> _YOUR TASK_
Return the whole listing, line for line, without the pictures in it.

> _DATA EXCERPTS_
• • •

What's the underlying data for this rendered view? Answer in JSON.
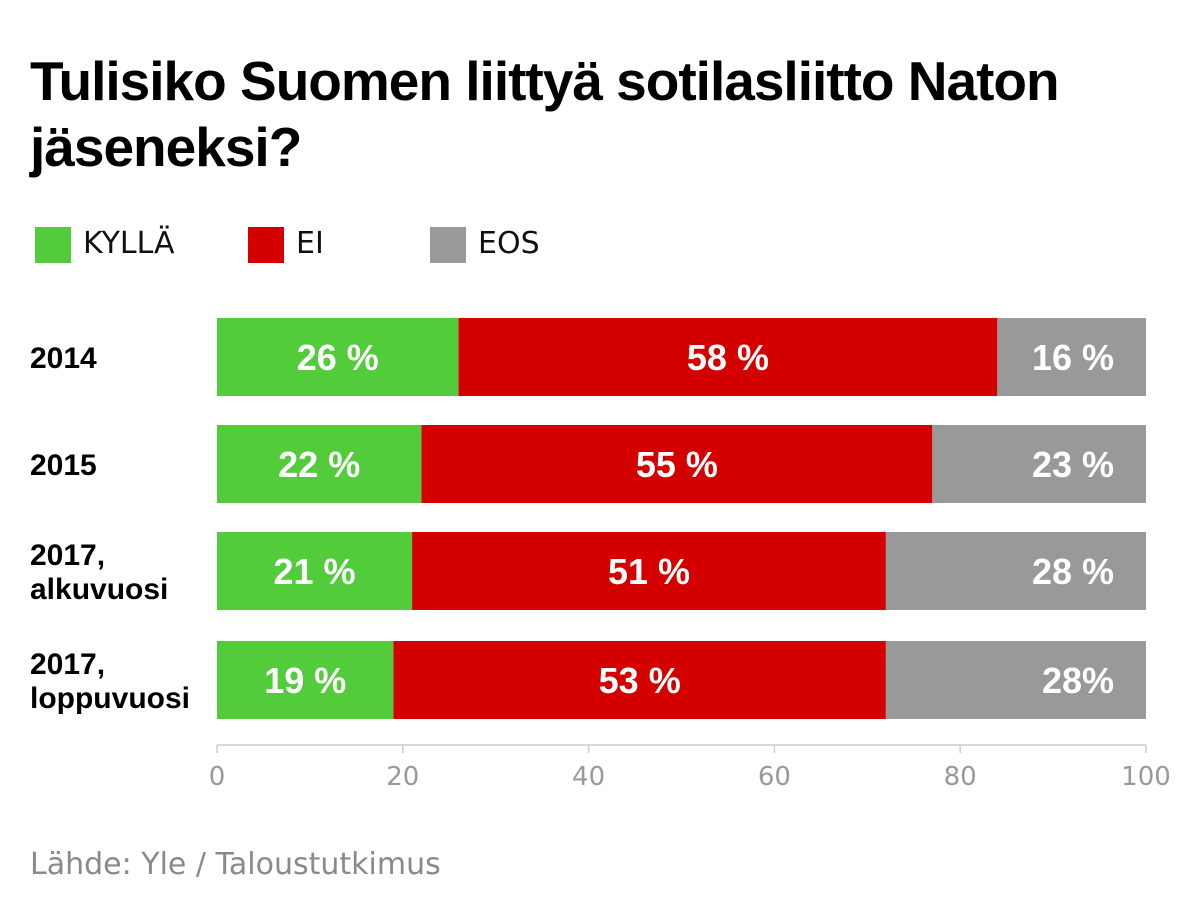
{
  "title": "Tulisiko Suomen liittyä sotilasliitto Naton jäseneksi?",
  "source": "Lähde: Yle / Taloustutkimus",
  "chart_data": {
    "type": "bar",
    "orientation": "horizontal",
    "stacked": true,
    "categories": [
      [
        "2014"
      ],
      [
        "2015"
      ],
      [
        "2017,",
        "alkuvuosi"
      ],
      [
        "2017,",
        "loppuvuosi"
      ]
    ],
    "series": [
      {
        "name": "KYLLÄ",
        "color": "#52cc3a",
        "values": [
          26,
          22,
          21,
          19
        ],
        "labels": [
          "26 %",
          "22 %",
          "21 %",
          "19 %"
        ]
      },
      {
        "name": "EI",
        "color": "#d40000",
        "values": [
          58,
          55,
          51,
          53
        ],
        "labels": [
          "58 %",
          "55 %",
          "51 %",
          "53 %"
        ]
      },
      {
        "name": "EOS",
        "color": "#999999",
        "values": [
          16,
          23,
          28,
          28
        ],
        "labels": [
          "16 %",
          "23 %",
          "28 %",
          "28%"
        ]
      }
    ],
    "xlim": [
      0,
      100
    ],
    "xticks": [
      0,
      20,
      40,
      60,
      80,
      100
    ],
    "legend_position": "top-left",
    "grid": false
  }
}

• • •

> _TASK RESULT_
What's the underlying data for this rendered view? Answer in JSON.
{
  "title": "Tulisiko Suomen liittyä sotilasliitto Naton jäseneksi?",
  "source": "Lähde: Yle / Taloustutkimus",
  "chart_data": {
    "type": "bar",
    "orientation": "horizontal",
    "stacked": true,
    "categories": [
      [
        "2014"
      ],
      [
        "2015"
      ],
      [
        "2017,",
        "alkuvuosi"
      ],
      [
        "2017,",
        "loppuvuosi"
      ]
    ],
    "series": [
      {
        "name": "KYLLÄ",
        "color": "#52cc3a",
        "values": [
          26,
          22,
          21,
          19
        ],
        "labels": [
          "26 %",
          "22 %",
          "21 %",
          "19 %"
        ]
      },
      {
        "name": "EI",
        "color": "#d40000",
        "values": [
          58,
          55,
          51,
          53
        ],
        "labels": [
          "58 %",
          "55 %",
          "51 %",
          "53 %"
        ]
      },
      {
        "name": "EOS",
        "color": "#999999",
        "values": [
          16,
          23,
          28,
          28
        ],
        "labels": [
          "16 %",
          "23 %",
          "28 %",
          "28%"
        ]
      }
    ],
    "xlim": [
      0,
      100
    ],
    "xticks": [
      0,
      20,
      40,
      60,
      80,
      100
    ],
    "legend_position": "top-left",
    "grid": false
  }
}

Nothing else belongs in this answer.